- _ЧТО НУЖНО СДЕЛАТЬ_:
**A.** Сколько дел за период с 1812 по 1841 год было приведено в порядок в мае 1844 года, согласно тексту о чебоксарских архивах?
**B.** Перепишите из текста о чебоксарских архивах отрывок, который начинается словами «Понадобилось еще более» и продолжается до слов «1846 г. [29].» включительно.

- _ЦИТИРУЕМЫЙ ТЕКСТ_:
━━━━━━━━

Понадобилось еще более пяти лет для того, чтобы поставить в этой истории точку. В общей сложности 321 дело за период с 1812 по 1841 г. [27] было приведено в порядок в мае 1844 г. избранными в то время членами Чебоксарского магистрата, но еще два с половиной года они препирались между собой, кому из них сдавать документы в архив [28]. Сия миссия была выполнена ратманом городового магистрата Иваном Винокуровым 14 ноября 1846 г. [29].
Практически одновременно с этой произошла еще одна история, связанная с архивом Чебоксарской городской думы. 18 марта 1838 г. чебоксарский городничий уведомил Казанское губернское правление о том, что бывшим «градскою головою купцом 3-й гильдии Винокуровым хранившиеся в архиве оной думы решенные дела в известность с учинением описи не приведены, и вместо его вновь поступившему купцу Киселеву не сданы». Указом из Казанского губернского правления городской думе от 23 апреля 1838 г. было предписано «приказать кому следует все те дела чрез опись привести в известность, и за точным выполнением сего велеть наблюсти секретарю оной думы, и по выполнении правлению донести» [30].

━━━━━━━━

- _ПРЕДОСТАВЛЕННЫЙ МАТЕРИАЛ_:

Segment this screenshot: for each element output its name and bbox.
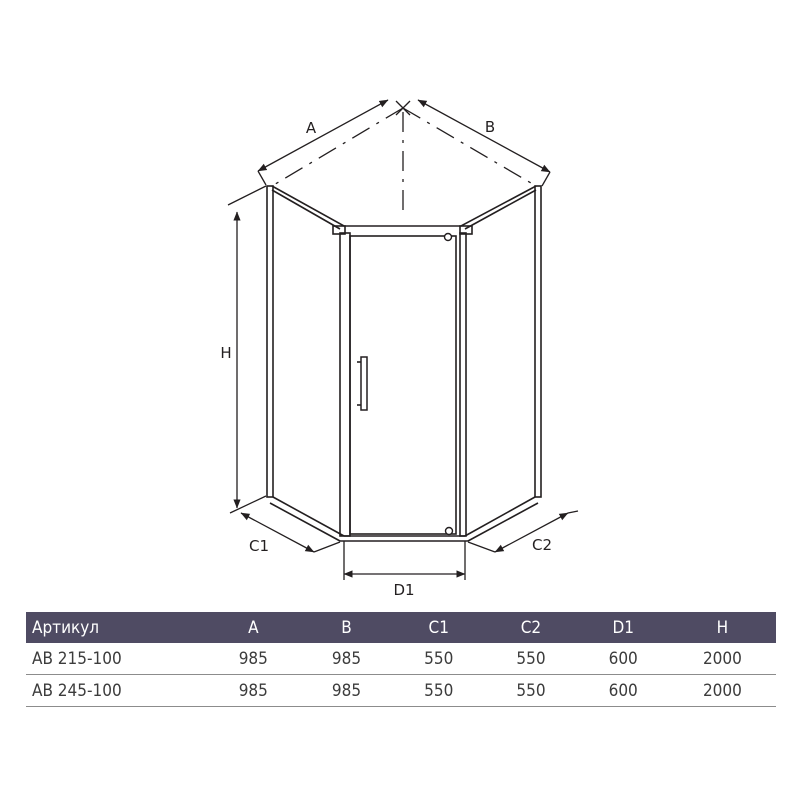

━━━━━━━━

- _ОТВЕТЫ К ЗАДАНИЯМ_:
**A.** 321 дело.

**B.**
Понадобилось еще более пяти лет для того, чтобы поставить в этой истории точку. В общей сложности 321 дело за период с 1812 по 1841 г. [27] было приведено в порядок в мае 1844 г. избранными в то время членами Чебоксарского магистрата, но еще два с половиной года они препирались между собой, кому из них сдавать документы в архив [28]. Сия миссия была выполнена ратманом городового магистрата Иваном Винокуровым 14 ноября 1846 г. [29].